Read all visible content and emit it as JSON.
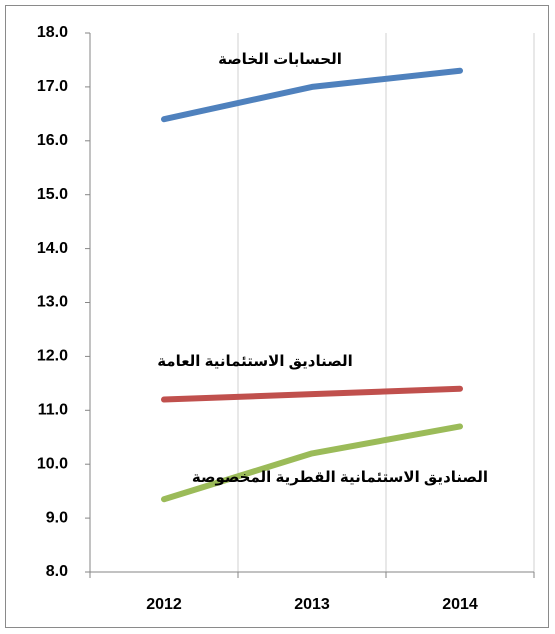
{
  "chart_data": {
    "type": "line",
    "categories": [
      "2012",
      "2013",
      "2014"
    ],
    "series": [
      {
        "name": "الحسابات الخاصة",
        "color": "#4f81bd",
        "values": [
          16.4,
          17.0,
          17.3
        ]
      },
      {
        "name": "الصناديق الاستئمانية العامة",
        "color": "#c0504d",
        "values": [
          11.2,
          11.3,
          11.4
        ]
      },
      {
        "name": "الصناديق الاستئمانية القطرية المخصوصة",
        "color": "#9bbb59",
        "values": [
          9.35,
          10.2,
          10.7
        ]
      }
    ],
    "ylim": [
      8,
      18
    ],
    "yticks": [
      {
        "value": 8,
        "label": "8.0"
      },
      {
        "value": 9,
        "label": "9.0"
      },
      {
        "value": 10,
        "label": "10.0"
      },
      {
        "value": 11,
        "label": "11.0"
      },
      {
        "value": 12,
        "label": "12.0"
      },
      {
        "value": 13,
        "label": "13.0"
      },
      {
        "value": 14,
        "label": "14.0"
      },
      {
        "value": 15,
        "label": "15.0"
      },
      {
        "value": 16,
        "label": "16.0"
      },
      {
        "value": 17,
        "label": "17.0"
      },
      {
        "value": 18,
        "label": "18.0"
      }
    ],
    "grid": "x"
  }
}
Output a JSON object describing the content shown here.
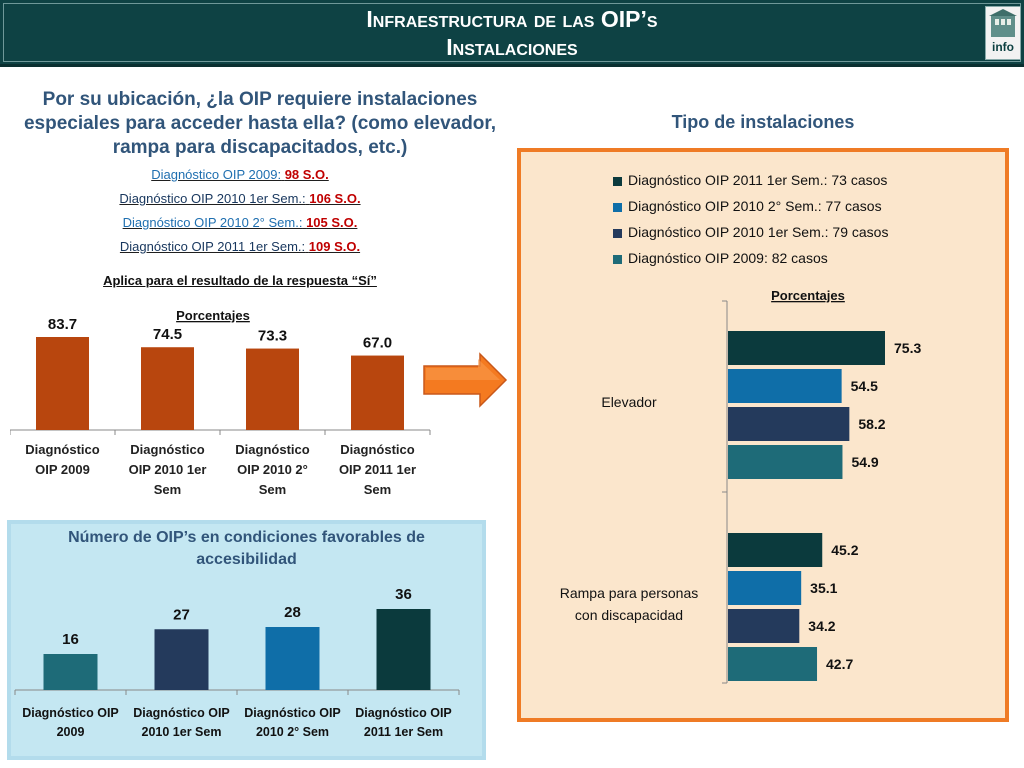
{
  "header": {
    "title_line1": "Infraestructura de las OIP’s",
    "title_line2": "Instalaciones",
    "logo_text": "info"
  },
  "question": {
    "line1": "Por su ubicación, ¿la OIP requiere instalaciones",
    "line2": "especiales para acceder hasta ella? (como elevador,",
    "line3": "rampa para discapacitados, etc.)"
  },
  "stats": [
    {
      "label": "Diagnóstico OIP 2009:",
      "value": "98 S.O."
    },
    {
      "label": "Diagnóstico OIP 2010 1er Sem.:",
      "value": "106 S.O."
    },
    {
      "label": "Diagnóstico OIP 2010 2° Sem.:",
      "value": "105 S.O."
    },
    {
      "label": "Diagnóstico OIP 2011 1er Sem.:",
      "value": "109 S.O."
    }
  ],
  "applies_note": "Aplica para el resultado de la respuesta “Sí”",
  "right_title": "Tipo de instalaciones",
  "bottom_left_title_line1": "Número de OIP’s en condiciones favorables de",
  "bottom_left_title_line2": "accesibilidad",
  "colors": {
    "header_bg": "#0e4244",
    "bar_orange": "#b8460e",
    "arrow": "#f47a20",
    "series_2011": "#0b3a3d",
    "series_2010_2": "#0f6ea8",
    "series_2010_1": "#243a5c",
    "series_2009": "#1e6b78",
    "panel_orange_border": "#ef7b25",
    "panel_blue_bg": "#c4e7f2"
  },
  "chart_data": [
    {
      "type": "bar",
      "title": "Porcentajes",
      "categories": [
        "Diagnóstico OIP 2009",
        "Diagnóstico OIP 2010 1er Sem",
        "Diagnóstico OIP 2010 2° Sem",
        "Diagnóstico OIP 2011 1er Sem"
      ],
      "values": [
        83.7,
        74.5,
        73.3,
        67.0
      ],
      "value_labels": [
        "83.7",
        "74.5",
        "73.3",
        "67.0"
      ],
      "ylim": [
        0,
        100
      ],
      "grid": false
    },
    {
      "type": "bar",
      "orientation": "horizontal",
      "title": "Porcentajes",
      "categories": [
        "Elevador",
        "Rampa para personas con discapacidad"
      ],
      "series": [
        {
          "name": "Diagnóstico OIP 2011 1er Sem.: 73 casos",
          "values": [
            75.3,
            45.2
          ],
          "value_labels": [
            "75.3",
            "45.2"
          ]
        },
        {
          "name": "Diagnóstico OIP 2010 2° Sem.: 77 casos",
          "values": [
            54.5,
            35.1
          ],
          "value_labels": [
            "54.5",
            "35.1"
          ]
        },
        {
          "name": "Diagnóstico OIP 2010 1er Sem.: 79 casos",
          "values": [
            58.2,
            34.2
          ],
          "value_labels": [
            "58.2",
            "34.2"
          ]
        },
        {
          "name": "Diagnóstico OIP 2009: 82 casos",
          "values": [
            54.9,
            42.7
          ],
          "value_labels": [
            "54.9",
            "42.7"
          ]
        }
      ],
      "legend": "top",
      "xlim": [
        0,
        100
      ],
      "grid": false
    },
    {
      "type": "bar",
      "title": "Número de OIP’s en condiciones favorables de accesibilidad",
      "categories": [
        "Diagnóstico OIP 2009",
        "Diagnóstico OIP 2010 1er Sem",
        "Diagnóstico OIP 2010 2° Sem",
        "Diagnóstico OIP 2011 1er Sem"
      ],
      "values": [
        16,
        27,
        28,
        36
      ],
      "value_labels": [
        "16",
        "27",
        "28",
        "36"
      ],
      "ylim": [
        0,
        40
      ],
      "grid": false
    }
  ]
}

------------------------------

## [The request]
Using the records above, list each line that includes "accesibilidad".

## [Task solution]
  "bottom_left_title_line2": "accesibilidad",
      "title": "Número de OIP’s en condiciones favorables de accesibilidad",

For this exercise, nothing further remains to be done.